╭─ TASK INPUTS

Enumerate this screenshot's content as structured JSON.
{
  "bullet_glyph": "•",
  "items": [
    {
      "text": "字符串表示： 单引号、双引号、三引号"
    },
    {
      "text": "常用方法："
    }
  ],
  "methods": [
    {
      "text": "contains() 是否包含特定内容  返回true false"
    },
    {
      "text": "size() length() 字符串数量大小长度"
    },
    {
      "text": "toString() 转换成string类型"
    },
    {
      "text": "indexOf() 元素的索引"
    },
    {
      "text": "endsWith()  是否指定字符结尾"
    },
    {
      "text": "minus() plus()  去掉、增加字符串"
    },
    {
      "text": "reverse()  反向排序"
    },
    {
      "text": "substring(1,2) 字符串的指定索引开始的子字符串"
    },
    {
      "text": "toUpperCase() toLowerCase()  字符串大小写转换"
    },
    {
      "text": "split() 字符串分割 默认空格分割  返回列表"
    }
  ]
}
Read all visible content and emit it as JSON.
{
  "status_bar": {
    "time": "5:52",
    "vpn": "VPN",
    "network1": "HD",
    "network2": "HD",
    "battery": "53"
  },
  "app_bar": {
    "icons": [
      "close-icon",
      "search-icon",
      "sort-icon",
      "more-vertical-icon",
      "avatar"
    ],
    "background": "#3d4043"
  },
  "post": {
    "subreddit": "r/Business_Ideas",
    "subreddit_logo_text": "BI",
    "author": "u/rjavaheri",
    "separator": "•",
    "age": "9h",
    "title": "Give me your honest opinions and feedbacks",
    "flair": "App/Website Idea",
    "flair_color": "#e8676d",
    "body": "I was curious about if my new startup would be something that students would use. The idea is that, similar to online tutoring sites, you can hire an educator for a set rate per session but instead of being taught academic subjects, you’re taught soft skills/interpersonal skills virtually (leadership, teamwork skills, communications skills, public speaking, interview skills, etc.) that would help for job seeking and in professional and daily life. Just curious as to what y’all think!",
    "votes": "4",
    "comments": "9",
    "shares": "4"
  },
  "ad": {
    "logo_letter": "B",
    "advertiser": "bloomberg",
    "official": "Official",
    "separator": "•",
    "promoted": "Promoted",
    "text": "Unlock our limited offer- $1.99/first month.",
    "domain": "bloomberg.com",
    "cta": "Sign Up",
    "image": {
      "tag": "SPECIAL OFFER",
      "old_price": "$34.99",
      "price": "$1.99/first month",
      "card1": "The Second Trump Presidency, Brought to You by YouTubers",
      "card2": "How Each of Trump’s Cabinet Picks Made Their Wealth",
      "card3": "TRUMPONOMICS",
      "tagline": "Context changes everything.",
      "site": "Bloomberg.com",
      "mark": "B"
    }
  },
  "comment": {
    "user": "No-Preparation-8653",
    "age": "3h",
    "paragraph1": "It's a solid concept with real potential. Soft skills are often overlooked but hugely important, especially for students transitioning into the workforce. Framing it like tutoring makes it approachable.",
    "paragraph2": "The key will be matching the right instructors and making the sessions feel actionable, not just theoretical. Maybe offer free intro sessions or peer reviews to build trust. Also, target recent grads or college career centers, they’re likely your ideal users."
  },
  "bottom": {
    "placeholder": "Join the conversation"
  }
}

╰─

The entries above must be returned in full, exactly as shown.

_TASK SOLUTION_.
Enumerate this screenshot's content as structured JSON.
{
  "bullet_glyph": "•",
  "items": [
    {
      "text": "字符串表示： 单引号、双引号、三引号"
    },
    {
      "text": "常用方法："
    }
  ],
  "methods": [
    {
      "text": "contains() 是否包含特定内容  返回true false"
    },
    {
      "text": "size() length() 字符串数量大小长度"
    },
    {
      "text": "toString() 转换成string类型"
    },
    {
      "text": "indexOf() 元素的索引"
    },
    {
      "text": "endsWith()  是否指定字符结尾"
    },
    {
      "text": "minus() plus()  去掉、增加字符串"
    },
    {
      "text": "reverse()  反向排序"
    },
    {
      "text": "substring(1,2) 字符串的指定索引开始的子字符串"
    },
    {
      "text": "toUpperCase() toLowerCase()  字符串大小写转换"
    },
    {
      "text": "split() 字符串分割 默认空格分割  返回列表"
    }
  ]
}
Read all visible content and emit it as JSON.
{
  "status_bar": {
    "time": "5:52",
    "vpn": "VPN",
    "network1": "HD",
    "network2": "HD",
    "battery": "53"
  },
  "app_bar": {
    "icons": [
      "close-icon",
      "search-icon",
      "sort-icon",
      "more-vertical-icon",
      "avatar"
    ],
    "background": "#3d4043"
  },
  "post": {
    "subreddit": "r/Business_Ideas",
    "subreddit_logo_text": "BI",
    "author": "u/rjavaheri",
    "separator": "•",
    "age": "9h",
    "title": "Give me your honest opinions and feedbacks",
    "flair": "App/Website Idea",
    "flair_color": "#e8676d",
    "body": "I was curious about if my new startup would be something that students would use. The idea is that, similar to online tutoring sites, you can hire an educator for a set rate per session but instead of being taught academic subjects, you’re taught soft skills/interpersonal skills virtually (leadership, teamwork skills, communications skills, public speaking, interview skills, etc.) that would help for job seeking and in professional and daily life. Just curious as to what y’all think!",
    "votes": "4",
    "comments": "9",
    "shares": "4"
  },
  "ad": {
    "logo_letter": "B",
    "advertiser": "bloomberg",
    "official": "Official",
    "separator": "•",
    "promoted": "Promoted",
    "text": "Unlock our limited offer- $1.99/first month.",
    "domain": "bloomberg.com",
    "cta": "Sign Up",
    "image": {
      "tag": "SPECIAL OFFER",
      "old_price": "$34.99",
      "price": "$1.99/first month",
      "card1": "The Second Trump Presidency, Brought to You by YouTubers",
      "card2": "How Each of Trump’s Cabinet Picks Made Their Wealth",
      "card3": "TRUMPONOMICS",
      "tagline": "Context changes everything.",
      "site": "Bloomberg.com",
      "mark": "B"
    }
  },
  "comment": {
    "user": "No-Preparation-8653",
    "age": "3h",
    "paragraph1": "It's a solid concept with real potential. Soft skills are often overlooked but hugely important, especially for students transitioning into the workforce. Framing it like tutoring makes it approachable.",
    "paragraph2": "The key will be matching the right instructors and making the sessions feel actionable, not just theoretical. Maybe offer free intro sessions or peer reviews to build trust. Also, target recent grads or college career centers, they’re likely your ideal users."
  },
  "bottom": {
    "placeholder": "Join the conversation"
  }
}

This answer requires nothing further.